TASK DIRECTIONS ::
In the material below, find every line with "klart" and pull it out.

SOURCE INFORMATION ::
- Opening Delimiter -

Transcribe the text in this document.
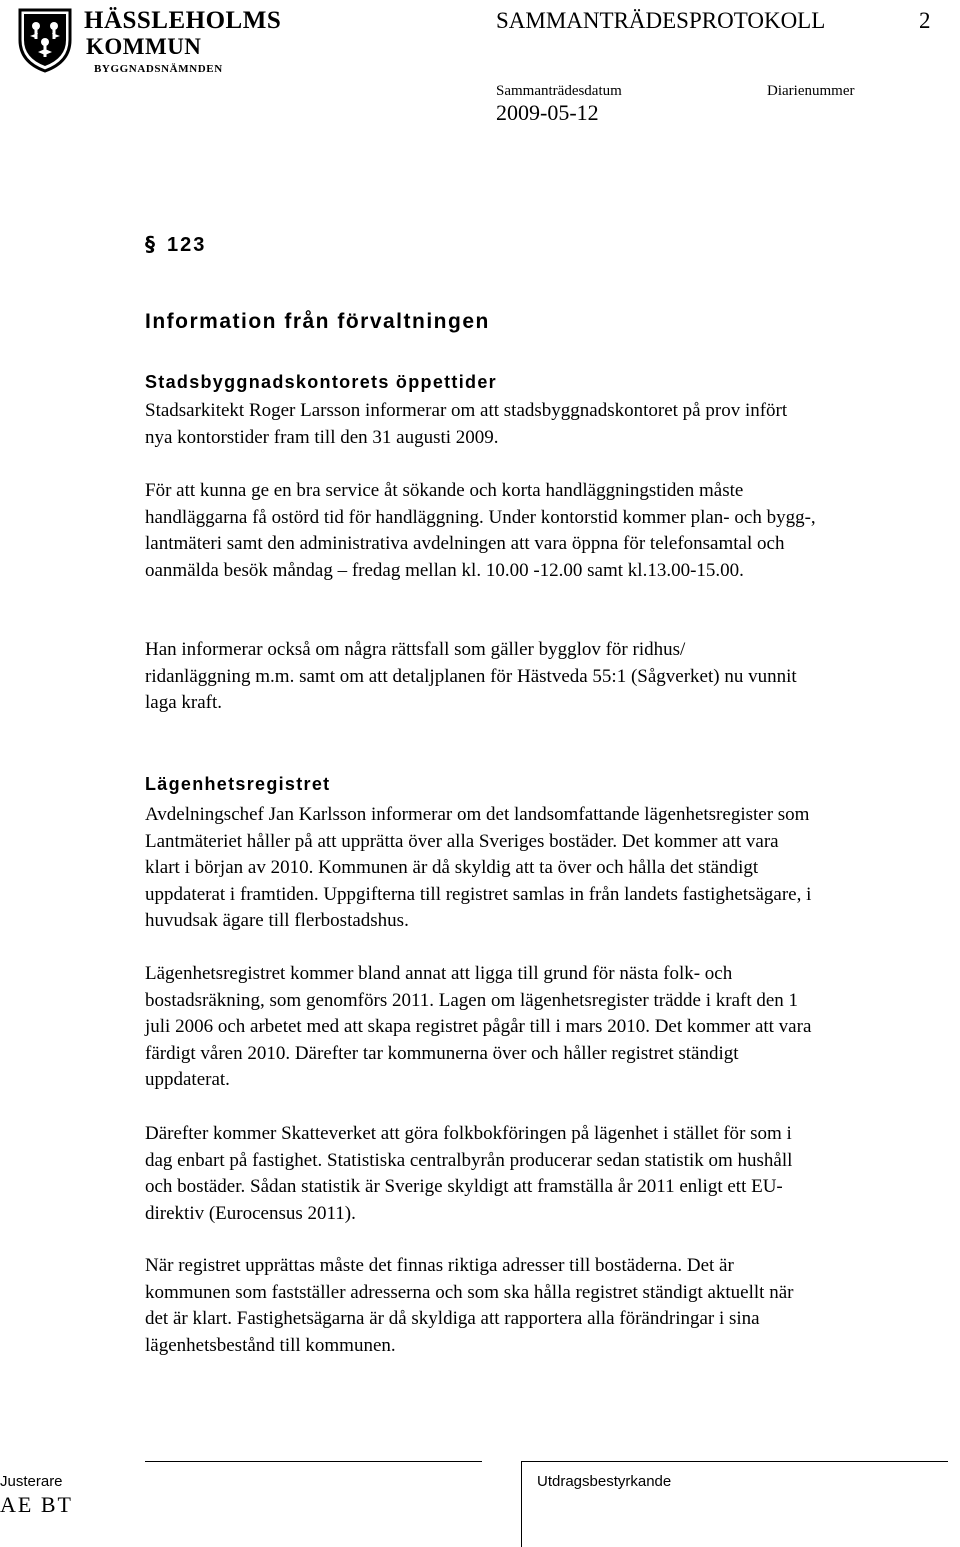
HÄSSLEHOLMS
KOMMUN
BYGGNADSNÄMNDEN
SAMMANTRÄDESPROTOKOLL	2
Sammanträdesdatum	Diarienummer
2009-05-12
§ 123
Information från förvaltningen
Stadsbyggnadskontorets öppettider
Stadsarkitekt Roger Larsson informerar om att stadsbyggnadskontoret på prov infört
nya kontorstider fram till den 31 augusti 2009.
För att kunna ge en bra service åt sökande och korta handläggningstiden måste
handläggarna få ostörd tid för handläggning. Under kontorstid kommer plan- och bygg-,
lantmäteri samt den administrativa avdelningen att vara öppna för telefonsamtal och
oanmälda besök måndag – fredag mellan kl. 10.00 -12.00 samt kl.13.00-15.00.
Han informerar också om några rättsfall som gäller bygglov för ridhus/
ridanläggning m.m. samt om att detaljplanen för Hästveda 55:1 (Sågverket) nu vunnit
laga kraft.
Lägenhetsregistret
Avdelningschef Jan Karlsson informerar om det landsomfattande lägenhetsregister som
Lantmäteriet håller på att upprätta över alla Sveriges bostäder. Det kommer att vara
klart i början av 2010. Kommunen är då skyldig att ta över och hålla det ständigt
uppdaterat i framtiden. Uppgifterna till registret samlas in från landets fastighetsägare, i
huvudsak ägare till flerbostadshus.
Lägenhetsregistret kommer bland annat att ligga till grund för nästa folk- och
bostadsräkning, som genomförs 2011. Lagen om lägenhetsregister trädde i kraft den 1
juli 2006 och arbetet med att skapa registret pågår till i mars 2010. Det kommer att vara
färdigt våren 2010. Därefter tar kommunerna över och håller registret ständigt
uppdaterat.
Därefter kommer Skatteverket att göra folkbokföringen på lägenhet i stället för som i
dag enbart på fastighet. Statistiska centralbyrån producerar sedan statistik om hushåll
och bostäder. Sådan statistik är Sverige skyldigt att framställa år 2011 enligt ett EU-
direktiv (Eurocensus 2011).
När registret upprättas måste det finnas riktiga adresser till bostäderna. Det är
kommunen som fastställer adresserna och som ska hålla registret ständigt aktuellt när
det är klart. Fastighetsägarna är då skyldiga att rapportera alla förändringar i sina
lägenhetsbestånd till kommunen.
Justerare
AE BT
Utdragsbestyrkande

- Closing Delimiter -

TASK RESULT ::
klart i början av 2010. Kommunen är då skyldig att ta över och hålla det ständigt
det är klart. Fastighetsägarna är då skyldiga att rapportera alla förändringar i sina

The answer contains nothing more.